■ **Tasks for this exercise**:
A. Render this sentence from the Fright Fest tattoo post in Spanish: "Plus, the expression on that baby's face looks like a cross between Al Capone and Grover Cleveland (minus the mustache)."
B. Write the next part of the Fright Fest tattoo post, picking up after its final sentence, "All in all, I was sold."

■ **Reading passage**:
-- Opening Marker --

Fright Fest 2011: Freaky Tattoos Edition

To commemorate the month of frightfully weird and/or disgusting submissions thus far, I wanted to post this charming tattoo story. You see, last month I received the submission above and knew immediately that I wanted to save it for Fright Fest. A pus-y, infected, poorly-rendered portrait tattoo of a baby’s face obviously fit the bill, not to mention all the little details that make this submission so wonderful: The fact that part of the infected skin looks like hair. The fact that Shelly hasn’t already determined that this thing is larvae bait. The fact that her friends are all urging her to see a doctor while Shelly seemingly continues to scratch her head (and her scabs) and ask, “But does it look infected infected, or just like, kind of infected?” Plus, the expression on that baby’s face looks like a cross between Al Capone and Grover Cleveland (minus the mustache). All in all, I was sold.

-- Closing Marker --

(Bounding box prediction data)
-- Opening Marker --

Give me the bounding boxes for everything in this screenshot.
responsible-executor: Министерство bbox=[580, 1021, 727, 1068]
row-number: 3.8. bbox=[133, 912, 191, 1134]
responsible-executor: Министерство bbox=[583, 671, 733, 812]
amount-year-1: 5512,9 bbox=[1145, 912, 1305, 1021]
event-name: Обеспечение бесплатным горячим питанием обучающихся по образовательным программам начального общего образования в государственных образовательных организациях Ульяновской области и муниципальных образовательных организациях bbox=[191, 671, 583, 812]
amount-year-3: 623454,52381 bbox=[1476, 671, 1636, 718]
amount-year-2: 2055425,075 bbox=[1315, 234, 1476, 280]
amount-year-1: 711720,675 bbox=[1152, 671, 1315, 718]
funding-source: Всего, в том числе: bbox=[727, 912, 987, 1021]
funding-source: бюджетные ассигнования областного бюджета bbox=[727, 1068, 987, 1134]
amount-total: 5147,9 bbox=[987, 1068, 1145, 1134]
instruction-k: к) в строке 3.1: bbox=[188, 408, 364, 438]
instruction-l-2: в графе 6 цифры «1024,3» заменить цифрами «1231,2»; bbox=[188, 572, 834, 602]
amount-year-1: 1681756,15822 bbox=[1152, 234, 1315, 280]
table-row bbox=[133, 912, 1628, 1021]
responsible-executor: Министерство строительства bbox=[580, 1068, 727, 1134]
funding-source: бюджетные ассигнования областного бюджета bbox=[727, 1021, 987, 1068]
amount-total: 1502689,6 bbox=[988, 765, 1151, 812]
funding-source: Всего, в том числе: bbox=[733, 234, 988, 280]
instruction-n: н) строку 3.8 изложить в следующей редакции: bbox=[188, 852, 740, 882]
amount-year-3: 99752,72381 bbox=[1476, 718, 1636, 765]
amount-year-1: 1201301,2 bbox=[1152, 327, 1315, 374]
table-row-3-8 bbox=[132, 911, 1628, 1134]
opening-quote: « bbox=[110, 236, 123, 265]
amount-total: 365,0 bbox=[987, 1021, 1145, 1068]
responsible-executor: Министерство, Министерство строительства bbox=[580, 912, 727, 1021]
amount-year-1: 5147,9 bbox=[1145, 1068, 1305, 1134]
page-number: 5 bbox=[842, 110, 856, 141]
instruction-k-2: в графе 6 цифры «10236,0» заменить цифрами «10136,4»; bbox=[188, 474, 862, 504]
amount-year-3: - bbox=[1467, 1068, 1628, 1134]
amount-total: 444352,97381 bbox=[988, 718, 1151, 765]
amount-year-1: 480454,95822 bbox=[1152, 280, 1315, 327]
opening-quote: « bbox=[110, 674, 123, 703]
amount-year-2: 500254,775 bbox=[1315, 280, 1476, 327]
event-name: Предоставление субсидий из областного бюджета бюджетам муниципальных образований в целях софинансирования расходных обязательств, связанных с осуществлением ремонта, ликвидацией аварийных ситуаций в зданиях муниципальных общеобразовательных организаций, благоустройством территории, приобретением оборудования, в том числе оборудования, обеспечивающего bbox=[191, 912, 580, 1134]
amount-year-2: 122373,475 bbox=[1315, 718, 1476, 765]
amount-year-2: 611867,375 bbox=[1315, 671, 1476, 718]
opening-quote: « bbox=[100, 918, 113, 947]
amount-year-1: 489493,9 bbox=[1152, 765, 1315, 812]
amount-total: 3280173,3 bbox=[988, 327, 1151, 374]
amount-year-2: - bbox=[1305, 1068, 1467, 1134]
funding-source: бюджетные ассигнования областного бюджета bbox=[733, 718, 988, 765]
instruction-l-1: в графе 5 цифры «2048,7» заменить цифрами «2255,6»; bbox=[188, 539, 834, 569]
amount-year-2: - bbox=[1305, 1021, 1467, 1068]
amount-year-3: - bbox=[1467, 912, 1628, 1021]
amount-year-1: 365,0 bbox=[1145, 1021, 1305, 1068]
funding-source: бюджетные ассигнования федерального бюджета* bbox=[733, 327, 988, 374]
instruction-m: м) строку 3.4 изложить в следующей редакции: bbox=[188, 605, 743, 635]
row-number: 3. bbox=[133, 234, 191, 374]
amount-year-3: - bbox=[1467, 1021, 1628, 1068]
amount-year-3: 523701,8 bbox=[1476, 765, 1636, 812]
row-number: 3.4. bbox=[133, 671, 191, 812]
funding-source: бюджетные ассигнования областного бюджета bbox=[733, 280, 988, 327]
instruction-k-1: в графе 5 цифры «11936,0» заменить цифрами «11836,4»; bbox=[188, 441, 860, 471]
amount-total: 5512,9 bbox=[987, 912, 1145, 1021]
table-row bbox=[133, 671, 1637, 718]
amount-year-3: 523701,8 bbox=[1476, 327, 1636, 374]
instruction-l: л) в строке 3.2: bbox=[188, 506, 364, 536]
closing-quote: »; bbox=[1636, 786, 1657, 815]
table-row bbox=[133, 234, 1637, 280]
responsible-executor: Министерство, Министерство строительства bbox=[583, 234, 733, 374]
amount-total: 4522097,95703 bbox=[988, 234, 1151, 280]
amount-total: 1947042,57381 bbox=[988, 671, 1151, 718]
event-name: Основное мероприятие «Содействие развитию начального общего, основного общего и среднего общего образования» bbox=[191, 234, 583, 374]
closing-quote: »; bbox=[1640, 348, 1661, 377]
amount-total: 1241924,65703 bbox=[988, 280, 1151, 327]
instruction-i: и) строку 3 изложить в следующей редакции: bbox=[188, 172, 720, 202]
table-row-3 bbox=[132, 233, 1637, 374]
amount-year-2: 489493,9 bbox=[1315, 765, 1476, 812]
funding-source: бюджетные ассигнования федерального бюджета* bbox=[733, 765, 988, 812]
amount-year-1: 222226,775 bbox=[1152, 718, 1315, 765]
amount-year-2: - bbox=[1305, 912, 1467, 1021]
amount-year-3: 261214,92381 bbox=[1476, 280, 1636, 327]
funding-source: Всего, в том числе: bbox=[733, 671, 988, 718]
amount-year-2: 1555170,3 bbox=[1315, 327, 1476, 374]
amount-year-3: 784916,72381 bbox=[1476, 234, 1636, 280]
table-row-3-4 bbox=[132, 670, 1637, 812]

-- Closing Marker --

■ **Responses**:
A. Además, la expresión de la cara de ese bebé parece una mezcla entre Al Capone y Grover Cleveland (sin el bigote).

B.
But then just a few days later, I received this from the same submitter:

Hm, WOW. This took me from halfway interested to fully invested in Shelly’s tattoo blueprint. Only four short days after asking everyone about that red, scabby baby face, Shelly went right back for more! She had plans, see, and no temporary infection was going to interfere with them! Like an impassioned architect, Shelly had mapped out her son’s tattoo legacy on her back, and its construction/evolution would not be deterred by some insignificant pus or notable lack in artistic merit. So what if the shading is off and Ethan looks like a different ethnicity? Who cares if his eyes don’t match? Clearly it came out exactly as Shelly wanted it, and that’s all that counts.

Suffice it to say, I could hardly wait to see the finished body of work. After several more (excruciating!) days, you can imagine my elation upon receiving this: 

The final masterpiece. Ethan, in all shapes and sizes. It’s like a deranged tattoo of the Little Rascals. I have to say, and I mean this sincerely, that the portrait on the right is seriously crazy. The awkward perspective of the baseball cap in relation to the choppy top of the kid’s head in combination with those mismatched eyes would be scary as a loose leaf drawing tacked on the fridge. But as a tattoo, it’s terrifying.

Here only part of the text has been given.